* _Text provided_:

Begin

Maybe it's different if you apply for independent status in the first place. When I first applied for it, all I was asked was how much money I expected to earn each month. Every year after that, at renewal time, all I had to do was to present a copy of the bank statement that showed how much I had paid in taxes the previous month. I should add that this happened in Mexico City. It may be different in other parts of the country.


----------



## jlms (May 15, 2008)

Starfitzy said:


> Hi everyone...I am planning on moving to Mexico in May to be with my boyfriend as he has moved back to Mexico. I know I can enter on the tourist visa and renew that way if want. If I want to apply for another visa to live there on a more permanent visa and will be sharing rent with my partner, to how much would I have to show them as a monthly income? Also...my spanish is not wonderful!! I am getting there!  What are the possibilities for English speaking jobs?
> 
> Thanks!!!!!!!!


There are 2 things that would make life much easier:

- Getting married.
- Learning Spanish.

End

* _Task requirements_:
- a) Translate this sentence from the forum thread on Mexican residency visas into Spanish: "I should add that this happened in Mexico City."
- b) Continue the forum thread on Mexican residency visas, picking up right after its final line.

* _Material_:

Begin

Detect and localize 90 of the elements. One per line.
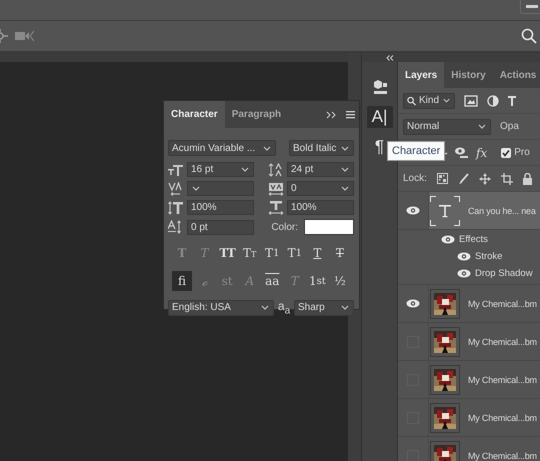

End

* _Task answers_:
- a) Debo añadir que esto ocurrió en la Ciudad de México.

- b)
Once you are married negotiating a visa for you becomes less complicated, marrying in Mexico can be quite an unromantic, but most importantly for somebody in your situation, a clear and expedite procedure,

If you are a proficient Spanish speaker you would not be limited to English teaching jobs, you don't mention which skills you have, but once you speak Spanish then you could make use of your skills on a Mexican context (and forget relying on international companies only to find work).

One question, is your boyfriend Mexican? If you would marry you could apply for Mexican nationality after 2 years only, and then you could do as you please in the country as a fellow Mexican regarding residence and work.

Good luck.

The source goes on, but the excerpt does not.